Provide only the number of lines where "structured" occurs.

_Dataset content_.
▶
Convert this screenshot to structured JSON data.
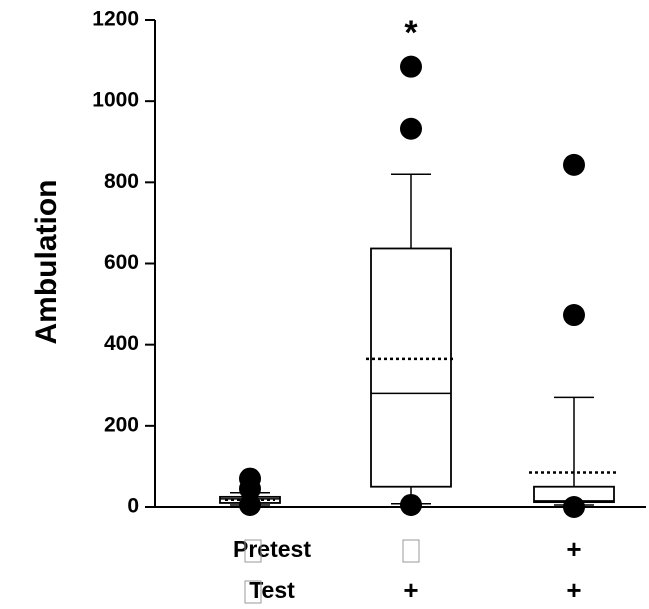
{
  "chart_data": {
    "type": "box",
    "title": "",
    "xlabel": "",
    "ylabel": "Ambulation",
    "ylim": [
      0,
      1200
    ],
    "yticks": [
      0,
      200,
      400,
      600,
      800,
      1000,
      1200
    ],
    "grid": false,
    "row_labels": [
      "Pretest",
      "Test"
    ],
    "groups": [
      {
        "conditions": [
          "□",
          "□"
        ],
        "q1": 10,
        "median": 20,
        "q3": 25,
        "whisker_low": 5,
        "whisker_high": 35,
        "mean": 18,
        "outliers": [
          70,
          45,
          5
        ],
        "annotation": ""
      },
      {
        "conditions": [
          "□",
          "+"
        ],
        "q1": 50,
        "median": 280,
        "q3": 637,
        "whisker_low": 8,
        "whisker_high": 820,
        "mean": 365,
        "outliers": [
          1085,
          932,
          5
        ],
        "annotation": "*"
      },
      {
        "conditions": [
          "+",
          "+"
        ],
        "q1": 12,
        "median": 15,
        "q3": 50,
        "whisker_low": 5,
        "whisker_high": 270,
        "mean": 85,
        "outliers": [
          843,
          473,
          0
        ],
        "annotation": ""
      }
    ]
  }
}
◀
▶
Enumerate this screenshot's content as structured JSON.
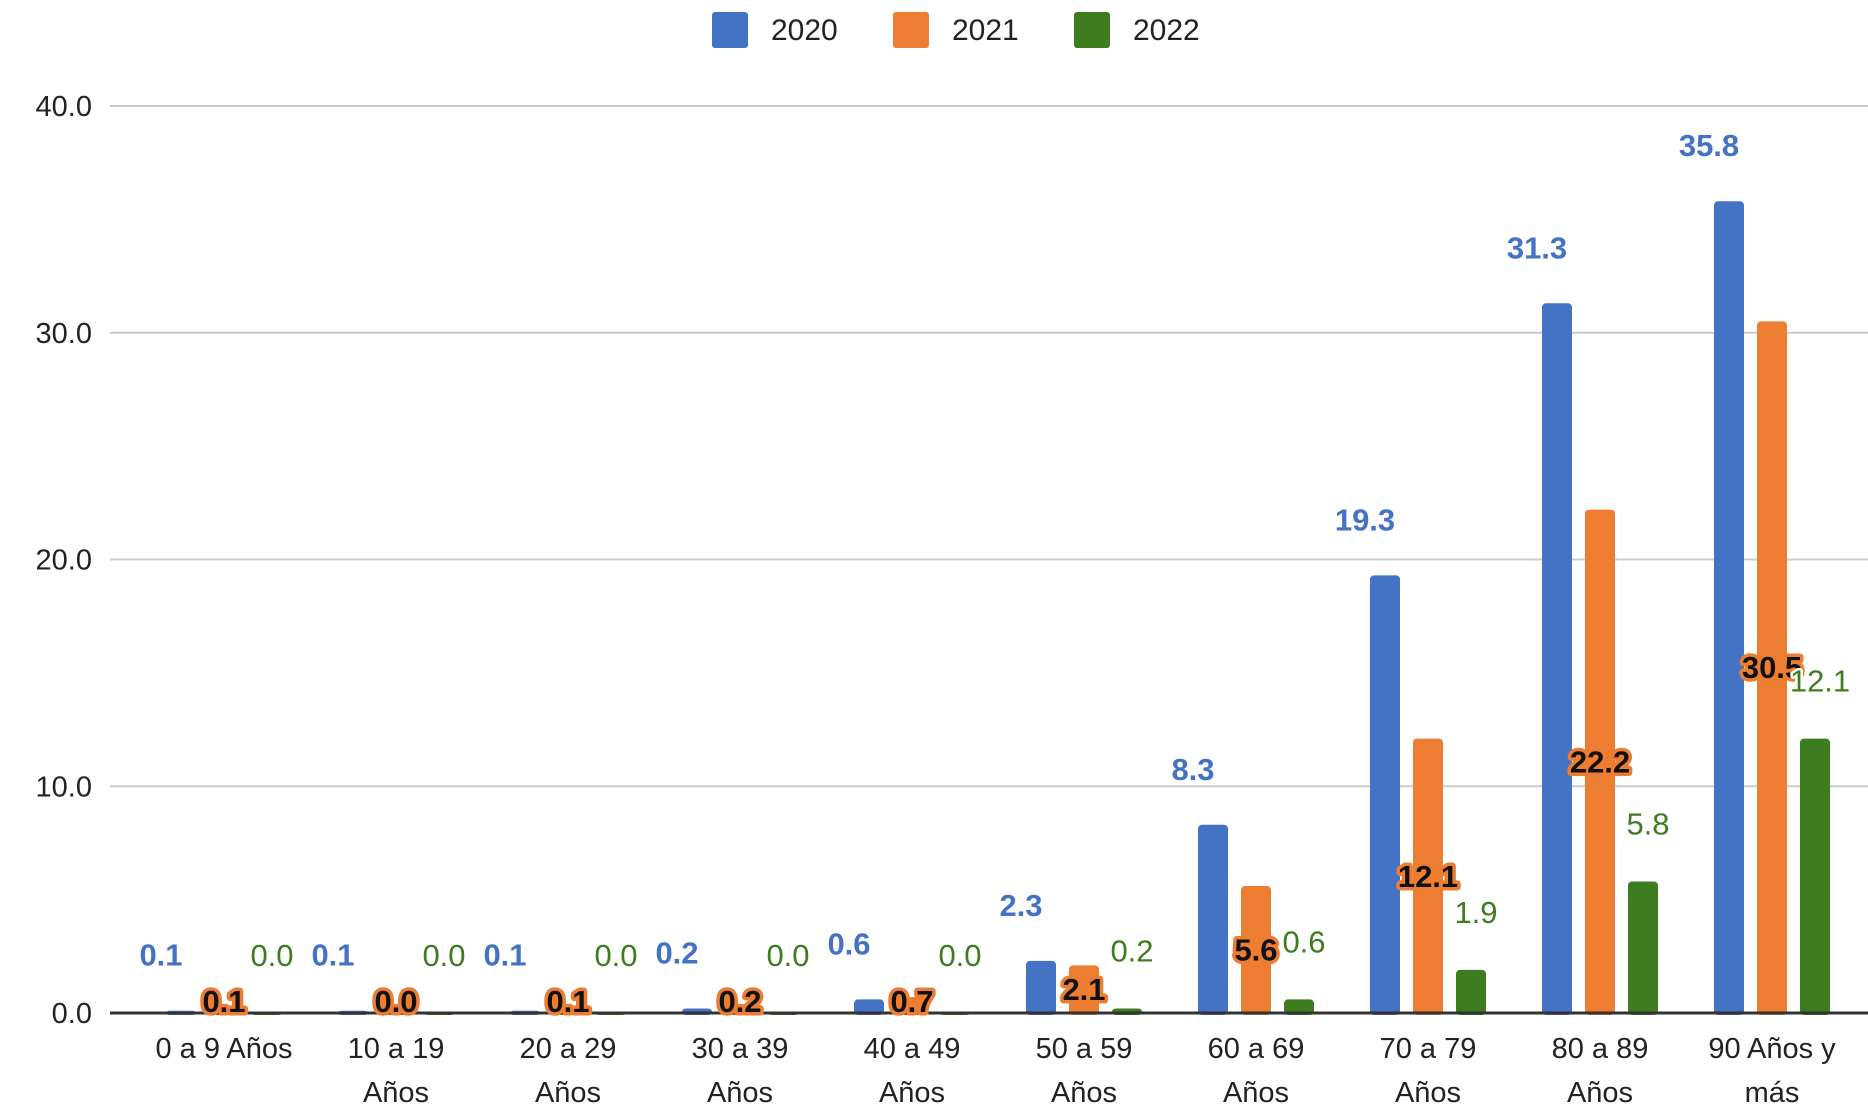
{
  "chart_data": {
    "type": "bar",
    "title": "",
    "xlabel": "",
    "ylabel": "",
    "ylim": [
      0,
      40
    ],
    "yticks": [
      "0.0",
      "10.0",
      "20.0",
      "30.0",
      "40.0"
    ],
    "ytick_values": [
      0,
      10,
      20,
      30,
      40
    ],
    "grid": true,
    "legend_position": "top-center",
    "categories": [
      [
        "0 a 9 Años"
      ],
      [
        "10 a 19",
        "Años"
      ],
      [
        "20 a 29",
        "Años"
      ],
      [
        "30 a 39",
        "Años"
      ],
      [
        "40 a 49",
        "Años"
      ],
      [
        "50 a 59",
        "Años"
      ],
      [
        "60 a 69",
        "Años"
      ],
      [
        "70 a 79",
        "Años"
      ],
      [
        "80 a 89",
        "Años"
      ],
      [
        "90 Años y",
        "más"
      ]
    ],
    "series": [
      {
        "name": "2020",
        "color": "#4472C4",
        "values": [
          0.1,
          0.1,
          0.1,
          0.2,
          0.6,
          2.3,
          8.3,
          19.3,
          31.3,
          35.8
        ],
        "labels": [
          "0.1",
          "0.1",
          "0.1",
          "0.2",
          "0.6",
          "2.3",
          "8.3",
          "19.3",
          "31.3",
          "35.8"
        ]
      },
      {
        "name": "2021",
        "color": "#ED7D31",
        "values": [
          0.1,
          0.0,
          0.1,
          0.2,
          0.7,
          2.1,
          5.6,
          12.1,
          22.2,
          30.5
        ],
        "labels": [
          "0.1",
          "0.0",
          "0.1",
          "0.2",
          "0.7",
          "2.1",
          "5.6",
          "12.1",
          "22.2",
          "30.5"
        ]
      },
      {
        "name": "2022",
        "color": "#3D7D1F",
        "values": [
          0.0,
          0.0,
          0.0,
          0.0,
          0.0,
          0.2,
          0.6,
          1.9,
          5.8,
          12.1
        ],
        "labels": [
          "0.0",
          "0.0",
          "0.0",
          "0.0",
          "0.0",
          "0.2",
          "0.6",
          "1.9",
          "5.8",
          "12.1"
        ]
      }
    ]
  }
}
◀
_Correct response_. 2